_Given task_
Transcribe the material in full, exactly as written.

BEGIN Records shown

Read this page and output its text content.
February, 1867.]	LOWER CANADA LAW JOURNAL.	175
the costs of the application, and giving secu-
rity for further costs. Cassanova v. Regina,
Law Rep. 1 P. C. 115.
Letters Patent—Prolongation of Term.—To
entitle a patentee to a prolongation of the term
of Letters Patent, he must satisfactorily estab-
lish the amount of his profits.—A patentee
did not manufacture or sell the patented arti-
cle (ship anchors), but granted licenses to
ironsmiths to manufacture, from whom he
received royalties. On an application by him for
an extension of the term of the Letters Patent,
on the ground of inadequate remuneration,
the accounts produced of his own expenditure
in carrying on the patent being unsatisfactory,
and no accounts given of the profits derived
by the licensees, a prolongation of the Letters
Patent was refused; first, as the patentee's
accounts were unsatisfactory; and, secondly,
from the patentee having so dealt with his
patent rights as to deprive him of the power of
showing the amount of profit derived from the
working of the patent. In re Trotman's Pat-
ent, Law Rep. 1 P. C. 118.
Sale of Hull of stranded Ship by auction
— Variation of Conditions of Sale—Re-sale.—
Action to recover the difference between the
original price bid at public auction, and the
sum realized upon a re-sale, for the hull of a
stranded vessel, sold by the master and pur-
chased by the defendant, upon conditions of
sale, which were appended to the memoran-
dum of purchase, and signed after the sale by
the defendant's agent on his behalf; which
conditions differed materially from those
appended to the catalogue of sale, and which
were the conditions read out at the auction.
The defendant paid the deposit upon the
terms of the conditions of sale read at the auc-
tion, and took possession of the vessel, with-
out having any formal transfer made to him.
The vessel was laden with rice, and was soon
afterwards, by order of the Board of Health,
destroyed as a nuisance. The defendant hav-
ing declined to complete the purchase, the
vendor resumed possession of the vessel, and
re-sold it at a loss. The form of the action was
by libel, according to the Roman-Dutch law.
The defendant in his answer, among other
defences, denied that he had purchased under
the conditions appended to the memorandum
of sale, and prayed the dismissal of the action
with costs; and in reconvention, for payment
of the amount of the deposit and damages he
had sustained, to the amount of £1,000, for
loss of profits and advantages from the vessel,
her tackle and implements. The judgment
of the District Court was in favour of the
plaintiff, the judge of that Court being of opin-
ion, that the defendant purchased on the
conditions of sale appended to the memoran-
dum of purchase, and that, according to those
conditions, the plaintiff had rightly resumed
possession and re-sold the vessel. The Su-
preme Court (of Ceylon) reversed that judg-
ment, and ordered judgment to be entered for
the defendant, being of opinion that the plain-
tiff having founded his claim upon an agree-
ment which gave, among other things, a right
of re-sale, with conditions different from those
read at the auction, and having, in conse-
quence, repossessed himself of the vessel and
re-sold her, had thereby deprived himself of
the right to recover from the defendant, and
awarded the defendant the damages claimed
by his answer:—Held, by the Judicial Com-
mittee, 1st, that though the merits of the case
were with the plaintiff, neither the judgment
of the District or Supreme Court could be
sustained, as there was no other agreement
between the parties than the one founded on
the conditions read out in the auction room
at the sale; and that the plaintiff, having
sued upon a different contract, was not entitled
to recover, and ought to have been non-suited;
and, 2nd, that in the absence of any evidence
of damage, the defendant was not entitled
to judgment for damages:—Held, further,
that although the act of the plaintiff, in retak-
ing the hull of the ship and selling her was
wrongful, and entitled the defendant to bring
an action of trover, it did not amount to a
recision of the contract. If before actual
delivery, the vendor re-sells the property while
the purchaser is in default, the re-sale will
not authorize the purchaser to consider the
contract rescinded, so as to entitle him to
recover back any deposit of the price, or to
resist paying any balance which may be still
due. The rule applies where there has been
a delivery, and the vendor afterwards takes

END Records shown

_Written solution_
Read this page and output its text content.
February, 1867.]	LOWER CANADA LAW JOURNAL.	175
the costs of the application, and giving secu-
rity for further costs. Cassanova v. Regina,
Law Rep. 1 P. C. 115.
Letters Patent—Prolongation of Term.—To
entitle a patentee to a prolongation of the term
of Letters Patent, he must satisfactorily estab-
lish the amount of his profits.—A patentee
did not manufacture or sell the patented arti-
cle (ship anchors), but granted licenses to
ironsmiths to manufacture, from whom he
received royalties. On an application by him for
an extension of the term of the Letters Patent,
on the ground of inadequate remuneration,
the accounts produced of his own expenditure
in carrying on the patent being unsatisfactory,
and no accounts given of the profits derived
by the licensees, a prolongation of the Letters
Patent was refused; first, as the patentee's
accounts were unsatisfactory; and, secondly,
from the patentee having so dealt with his
patent rights as to deprive him of the power of
showing the amount of profit derived from the
working of the patent. In re Trotman's Pat-
ent, Law Rep. 1 P. C. 118.
Sale of Hull of stranded Ship by auction
— Variation of Conditions of Sale—Re-sale.—
Action to recover the difference between the
original price bid at public auction, and the
sum realized upon a re-sale, for the hull of a
stranded vessel, sold by the master and pur-
chased by the defendant, upon conditions of
sale, which were appended to the memoran-
dum of purchase, and signed after the sale by
the defendant's agent on his behalf; which
conditions differed materially from those
appended to the catalogue of sale, and which
were the conditions read out at the auction.
The defendant paid the deposit upon the
terms of the conditions of sale read at the auc-
tion, and took possession of the vessel, with-
out having any formal transfer made to him.
The vessel was laden with rice, and was soon
afterwards, by order of the Board of Health,
destroyed as a nuisance. The defendant hav-
ing declined to complete the purchase, the
vendor resumed possession of the vessel, and
re-sold it at a loss. The form of the action was
by libel, according to the Roman-Dutch law.
The defendant in his answer, among other
defences, denied that he had purchased under
the conditions appended to the memorandum
of sale, and prayed the dismissal of the action
with costs; and in reconvention, for payment
of the amount of the deposit and damages he
had sustained, to the amount of £1,000, for
loss of profits and advantages from the vessel,
her tackle and implements. The judgment
of the District Court was in favour of the
plaintiff, the judge of that Court being of opin-
ion, that the defendant purchased on the
conditions of sale appended to the memoran-
dum of purchase, and that, according to those
conditions, the plaintiff had rightly resumed
possession and re-sold the vessel. The Su-
preme Court (of Ceylon) reversed that judg-
ment, and ordered judgment to be entered for
the defendant, being of opinion that the plain-
tiff having founded his claim upon an agree-
ment which gave, among other things, a right
of re-sale, with conditions different from those
read at the auction, and having, in conse-
quence, repossessed himself of the vessel and
re-sold her, had thereby deprived himself of
the right to recover from the defendant, and
awarded the defendant the damages claimed
by his answer:—Held, by the Judicial Com-
mittee, 1st, that though the merits of the case
were with the plaintiff, neither the judgment
of the District or Supreme Court could be
sustained, as there was no other agreement
between the parties than the one founded on
the conditions read out in the auction room
at the sale; and that the plaintiff, having
sued upon a different contract, was not entitled
to recover, and ought to have been non-suited;
and, 2nd, that in the absence of any evidence
of damage, the defendant was not entitled
to judgment for damages:—Held, further,
that although the act of the plaintiff, in retak-
ing the hull of the ship and selling her was
wrongful, and entitled the defendant to bring
an action of trover, it did not amount to a
recision of the contract. If before actual
delivery, the vendor re-sells the property while
the purchaser is in default, the re-sale will
not authorize the purchaser to consider the
contract rescinded, so as to entitle him to
recover back any deposit of the price, or to
resist paying any balance which may be still
due. The rule applies where there has been
a delivery, and the vendor afterwards takes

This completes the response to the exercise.